*EXERCISE GOAL*
Reproduce the listing below exactly, minus its pictures.

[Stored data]
○ ○ ○ ○

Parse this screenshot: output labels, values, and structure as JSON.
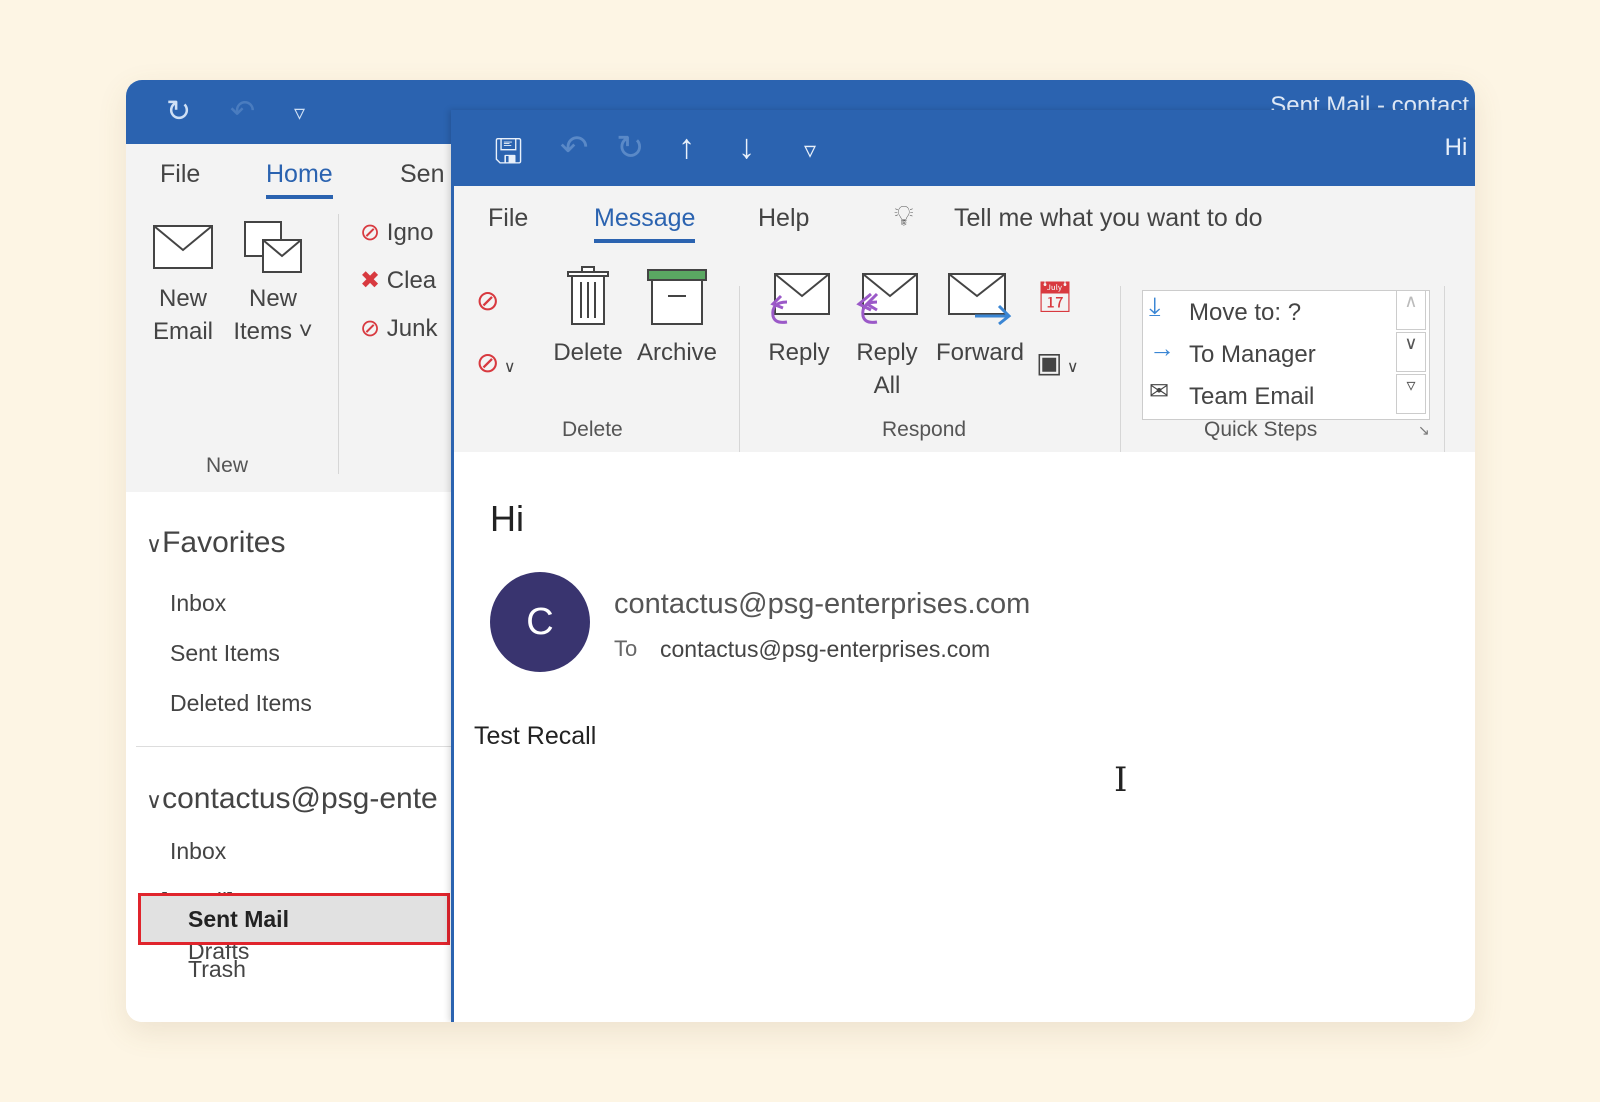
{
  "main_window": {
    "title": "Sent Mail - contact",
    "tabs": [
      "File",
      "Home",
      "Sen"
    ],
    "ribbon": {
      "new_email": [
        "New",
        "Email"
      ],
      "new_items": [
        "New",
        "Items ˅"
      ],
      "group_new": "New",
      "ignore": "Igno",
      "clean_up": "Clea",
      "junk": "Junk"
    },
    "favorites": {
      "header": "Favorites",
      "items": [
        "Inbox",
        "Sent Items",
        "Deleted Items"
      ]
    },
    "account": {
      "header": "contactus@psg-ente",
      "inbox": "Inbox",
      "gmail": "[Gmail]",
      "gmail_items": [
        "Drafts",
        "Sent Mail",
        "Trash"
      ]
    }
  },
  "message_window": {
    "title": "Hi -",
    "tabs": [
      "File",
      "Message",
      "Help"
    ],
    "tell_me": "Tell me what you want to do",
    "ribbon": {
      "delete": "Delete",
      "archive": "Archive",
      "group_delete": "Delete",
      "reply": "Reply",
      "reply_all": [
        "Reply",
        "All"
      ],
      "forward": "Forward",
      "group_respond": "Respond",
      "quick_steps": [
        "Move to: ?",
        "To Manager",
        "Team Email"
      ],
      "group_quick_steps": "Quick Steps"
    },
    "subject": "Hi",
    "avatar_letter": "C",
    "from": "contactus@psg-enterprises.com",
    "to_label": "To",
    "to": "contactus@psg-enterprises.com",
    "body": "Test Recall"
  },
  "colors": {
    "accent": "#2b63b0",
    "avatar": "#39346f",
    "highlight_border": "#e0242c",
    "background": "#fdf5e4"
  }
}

○ ○ ○ ○

*OUTPUT FOR THIS EXERCISE*
Parse this screenshot: output labels, values, and structure as JSON.
{
  "main_window": {
    "title": "Sent Mail - contact",
    "tabs": [
      "File",
      "Home",
      "Sen"
    ],
    "ribbon": {
      "new_email": [
        "New",
        "Email"
      ],
      "new_items": [
        "New",
        "Items ˅"
      ],
      "group_new": "New",
      "ignore": "Igno",
      "clean_up": "Clea",
      "junk": "Junk"
    },
    "favorites": {
      "header": "Favorites",
      "items": [
        "Inbox",
        "Sent Items",
        "Deleted Items"
      ]
    },
    "account": {
      "header": "contactus@psg-ente",
      "inbox": "Inbox",
      "gmail": "[Gmail]",
      "gmail_items": [
        "Drafts",
        "Sent Mail",
        "Trash"
      ]
    }
  },
  "message_window": {
    "title": "Hi -",
    "tabs": [
      "File",
      "Message",
      "Help"
    ],
    "tell_me": "Tell me what you want to do",
    "ribbon": {
      "delete": "Delete",
      "archive": "Archive",
      "group_delete": "Delete",
      "reply": "Reply",
      "reply_all": [
        "Reply",
        "All"
      ],
      "forward": "Forward",
      "group_respond": "Respond",
      "quick_steps": [
        "Move to: ?",
        "To Manager",
        "Team Email"
      ],
      "group_quick_steps": "Quick Steps"
    },
    "subject": "Hi",
    "avatar_letter": "C",
    "from": "contactus@psg-enterprises.com",
    "to_label": "To",
    "to": "contactus@psg-enterprises.com",
    "body": "Test Recall"
  },
  "colors": {
    "accent": "#2b63b0",
    "avatar": "#39346f",
    "highlight_border": "#e0242c",
    "background": "#fdf5e4"
  }
}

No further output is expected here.